Reproduce the following rows verbatim, keeping every line and character unchanged.
★ ★ ★
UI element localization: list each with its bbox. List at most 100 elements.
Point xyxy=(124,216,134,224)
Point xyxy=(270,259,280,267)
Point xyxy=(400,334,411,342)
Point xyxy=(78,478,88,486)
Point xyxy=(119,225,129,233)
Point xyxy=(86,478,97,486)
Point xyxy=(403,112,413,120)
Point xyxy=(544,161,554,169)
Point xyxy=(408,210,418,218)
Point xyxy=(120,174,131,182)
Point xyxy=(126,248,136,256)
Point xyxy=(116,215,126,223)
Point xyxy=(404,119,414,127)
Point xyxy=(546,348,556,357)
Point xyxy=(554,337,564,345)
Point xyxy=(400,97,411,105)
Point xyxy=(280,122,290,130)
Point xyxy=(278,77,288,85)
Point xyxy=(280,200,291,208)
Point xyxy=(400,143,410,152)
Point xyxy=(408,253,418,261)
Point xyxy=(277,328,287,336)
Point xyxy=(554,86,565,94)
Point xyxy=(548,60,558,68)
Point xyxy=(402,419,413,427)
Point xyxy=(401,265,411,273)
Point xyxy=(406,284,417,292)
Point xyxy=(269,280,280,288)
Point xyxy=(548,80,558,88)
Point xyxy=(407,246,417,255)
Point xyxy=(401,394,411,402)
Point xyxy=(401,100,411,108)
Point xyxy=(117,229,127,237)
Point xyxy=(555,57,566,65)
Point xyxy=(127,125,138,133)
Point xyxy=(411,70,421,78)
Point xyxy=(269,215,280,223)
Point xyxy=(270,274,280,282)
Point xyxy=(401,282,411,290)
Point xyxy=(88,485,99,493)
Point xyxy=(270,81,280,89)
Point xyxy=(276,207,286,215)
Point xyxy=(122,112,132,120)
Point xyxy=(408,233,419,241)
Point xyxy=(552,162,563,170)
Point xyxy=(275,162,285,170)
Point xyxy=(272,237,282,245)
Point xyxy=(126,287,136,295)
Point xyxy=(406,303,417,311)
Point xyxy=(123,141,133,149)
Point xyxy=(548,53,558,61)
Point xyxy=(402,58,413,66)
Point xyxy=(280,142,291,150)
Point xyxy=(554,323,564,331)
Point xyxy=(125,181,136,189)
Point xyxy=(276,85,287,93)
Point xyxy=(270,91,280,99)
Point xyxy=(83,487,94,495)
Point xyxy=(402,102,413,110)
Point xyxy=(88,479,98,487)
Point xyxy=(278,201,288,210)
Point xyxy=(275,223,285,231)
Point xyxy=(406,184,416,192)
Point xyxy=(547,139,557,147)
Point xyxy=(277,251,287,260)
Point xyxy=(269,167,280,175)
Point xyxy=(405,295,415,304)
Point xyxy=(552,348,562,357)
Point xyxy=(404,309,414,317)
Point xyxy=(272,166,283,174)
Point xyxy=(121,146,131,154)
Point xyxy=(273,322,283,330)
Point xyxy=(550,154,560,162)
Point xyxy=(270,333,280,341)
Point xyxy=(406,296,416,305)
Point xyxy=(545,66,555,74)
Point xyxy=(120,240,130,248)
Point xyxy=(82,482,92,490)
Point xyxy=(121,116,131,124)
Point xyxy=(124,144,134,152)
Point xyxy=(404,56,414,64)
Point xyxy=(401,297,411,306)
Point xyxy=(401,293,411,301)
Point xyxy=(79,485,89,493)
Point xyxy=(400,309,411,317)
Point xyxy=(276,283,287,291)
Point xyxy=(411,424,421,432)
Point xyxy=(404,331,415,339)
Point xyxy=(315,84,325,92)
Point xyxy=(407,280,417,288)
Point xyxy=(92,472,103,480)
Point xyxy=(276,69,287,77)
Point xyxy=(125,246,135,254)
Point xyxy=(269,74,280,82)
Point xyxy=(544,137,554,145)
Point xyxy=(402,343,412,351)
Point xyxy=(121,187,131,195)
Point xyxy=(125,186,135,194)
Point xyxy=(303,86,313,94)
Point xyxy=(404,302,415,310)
★ ★ ★
RIGHT ANSWER ▸
UI element localization: list each with its bbox. List at most 100 elements.
Point xyxy=(124,216,134,224)
Point xyxy=(270,259,280,267)
Point xyxy=(400,334,411,342)
Point xyxy=(78,478,88,486)
Point xyxy=(119,225,129,233)
Point xyxy=(86,478,97,486)
Point xyxy=(403,112,413,120)
Point xyxy=(544,161,554,169)
Point xyxy=(408,210,418,218)
Point xyxy=(120,174,131,182)
Point xyxy=(126,248,136,256)
Point xyxy=(116,215,126,223)
Point xyxy=(404,119,414,127)
Point xyxy=(546,348,556,357)
Point xyxy=(554,337,564,345)
Point xyxy=(400,97,411,105)
Point xyxy=(280,122,290,130)
Point xyxy=(278,77,288,85)
Point xyxy=(280,200,291,208)
Point xyxy=(400,143,410,152)
Point xyxy=(408,253,418,261)
Point xyxy=(277,328,287,336)
Point xyxy=(554,86,565,94)
Point xyxy=(548,60,558,68)
Point xyxy=(402,419,413,427)
Point xyxy=(401,265,411,273)
Point xyxy=(406,284,417,292)
Point xyxy=(269,280,280,288)
Point xyxy=(548,80,558,88)
Point xyxy=(407,246,417,255)
Point xyxy=(401,394,411,402)
Point xyxy=(401,100,411,108)
Point xyxy=(117,229,127,237)
Point xyxy=(555,57,566,65)
Point xyxy=(127,125,138,133)
Point xyxy=(411,70,421,78)
Point xyxy=(269,215,280,223)
Point xyxy=(270,274,280,282)
Point xyxy=(401,282,411,290)
Point xyxy=(88,485,99,493)
Point xyxy=(270,81,280,89)
Point xyxy=(276,207,286,215)
Point xyxy=(122,112,132,120)
Point xyxy=(408,233,419,241)
Point xyxy=(552,162,563,170)
Point xyxy=(275,162,285,170)
Point xyxy=(272,237,282,245)
Point xyxy=(126,287,136,295)
Point xyxy=(406,303,417,311)
Point xyxy=(123,141,133,149)
Point xyxy=(548,53,558,61)
Point xyxy=(402,58,413,66)
Point xyxy=(280,142,291,150)
Point xyxy=(554,323,564,331)
Point xyxy=(125,181,136,189)
Point xyxy=(276,85,287,93)
Point xyxy=(270,91,280,99)
Point xyxy=(83,487,94,495)
Point xyxy=(402,102,413,110)
Point xyxy=(88,479,98,487)
Point xyxy=(278,201,288,210)
Point xyxy=(275,223,285,231)
Point xyxy=(406,184,416,192)
Point xyxy=(547,139,557,147)
Point xyxy=(277,251,287,260)
Point xyxy=(269,167,280,175)
Point xyxy=(405,295,415,304)
Point xyxy=(552,348,562,357)
Point xyxy=(404,309,414,317)
Point xyxy=(272,166,283,174)
Point xyxy=(121,146,131,154)
Point xyxy=(273,322,283,330)
Point xyxy=(550,154,560,162)
Point xyxy=(270,333,280,341)
Point xyxy=(406,296,416,305)
Point xyxy=(545,66,555,74)
Point xyxy=(120,240,130,248)
Point xyxy=(82,482,92,490)
Point xyxy=(121,116,131,124)
Point xyxy=(124,144,134,152)
Point xyxy=(404,56,414,64)
Point xyxy=(401,297,411,306)
Point xyxy=(401,293,411,301)
Point xyxy=(79,485,89,493)
Point xyxy=(400,309,411,317)
Point xyxy=(276,283,287,291)
Point xyxy=(411,424,421,432)
Point xyxy=(404,331,415,339)
Point xyxy=(315,84,325,92)
Point xyxy=(407,280,417,288)
Point xyxy=(92,472,103,480)
Point xyxy=(276,69,287,77)
Point xyxy=(125,246,135,254)
Point xyxy=(269,74,280,82)
Point xyxy=(544,137,554,145)
Point xyxy=(402,343,412,351)
Point xyxy=(121,187,131,195)
Point xyxy=(125,186,135,194)
Point xyxy=(303,86,313,94)
Point xyxy=(404,302,415,310)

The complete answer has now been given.